Short exercise.
From the data that follows, copy every line holding the string "TEST".

========

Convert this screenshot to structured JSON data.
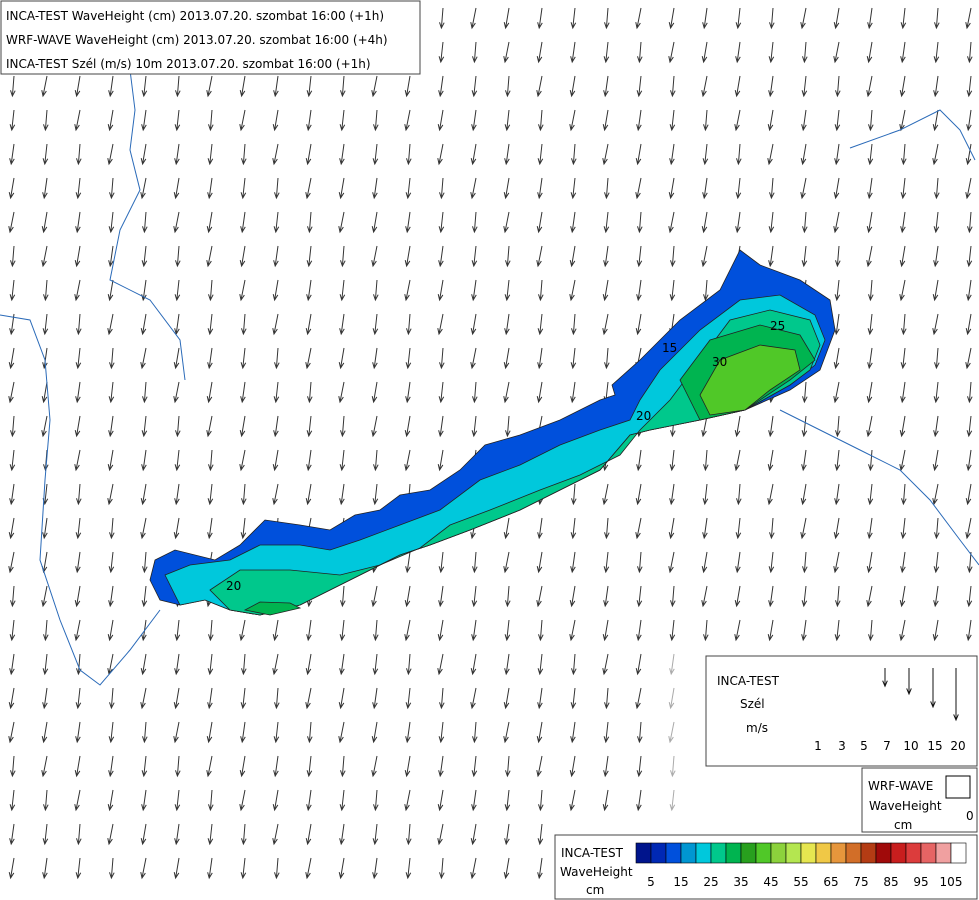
{
  "header": {
    "lines": [
      "INCA-TEST WaveHeight (cm) 2013.07.20. szombat 16:00 (+1h)",
      "WRF-WAVE WaveHeight (cm) 2013.07.20. szombat 16:00 (+4h)",
      "INCA-TEST Szél (m/s) 10m 2013.07.20. szombat 16:00 (+1h)"
    ]
  },
  "wind_legend": {
    "source": "INCA-TEST",
    "variable": "Szél",
    "unit": "m/s",
    "speeds": [
      1,
      3,
      5,
      7,
      10,
      15,
      20
    ]
  },
  "wrf_legend": {
    "source": "WRF-WAVE",
    "variable": "WaveHeight",
    "unit": "cm",
    "value": 0
  },
  "colorbar": {
    "source": "INCA-TEST",
    "variable": "WaveHeight",
    "unit": "cm",
    "colors": [
      "#00148c",
      "#0028b4",
      "#0050dc",
      "#0096d2",
      "#00c8dc",
      "#00c88c",
      "#00b450",
      "#28a01e",
      "#50c828",
      "#8cd23c",
      "#b4e650",
      "#e6e650",
      "#f0c846",
      "#e6963c",
      "#d26e28",
      "#b43c14",
      "#a00a0a",
      "#c81e1e",
      "#dc3c3c",
      "#e66464",
      "#f0a0a0",
      "#ffffff"
    ],
    "labels": [
      5,
      15,
      25,
      35,
      45,
      55,
      65,
      75,
      85,
      95,
      105
    ]
  },
  "contour_labels": [
    "15",
    "25",
    "30",
    "20",
    "20"
  ]
}
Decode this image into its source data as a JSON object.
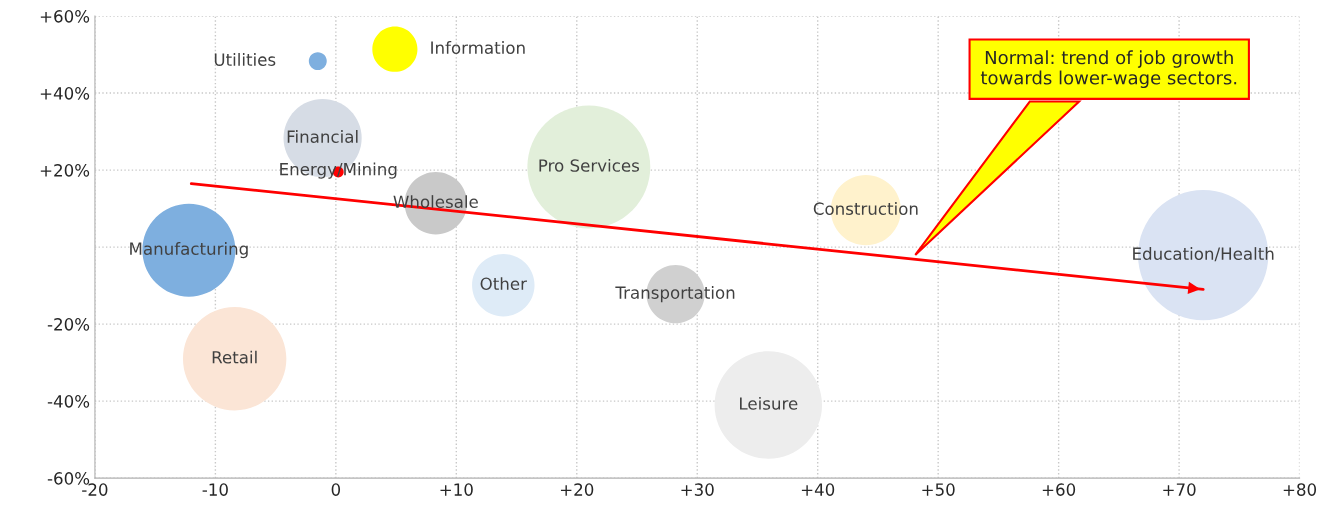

========

The response.
      "INCA-TEST WaveHeight (cm) 2013.07.20. szombat 16:00 (+1h)",
      "INCA-TEST Szél (m/s) 10m 2013.07.20. szombat 16:00 (+1h)"
    "source": "INCA-TEST",
    "source": "INCA-TEST",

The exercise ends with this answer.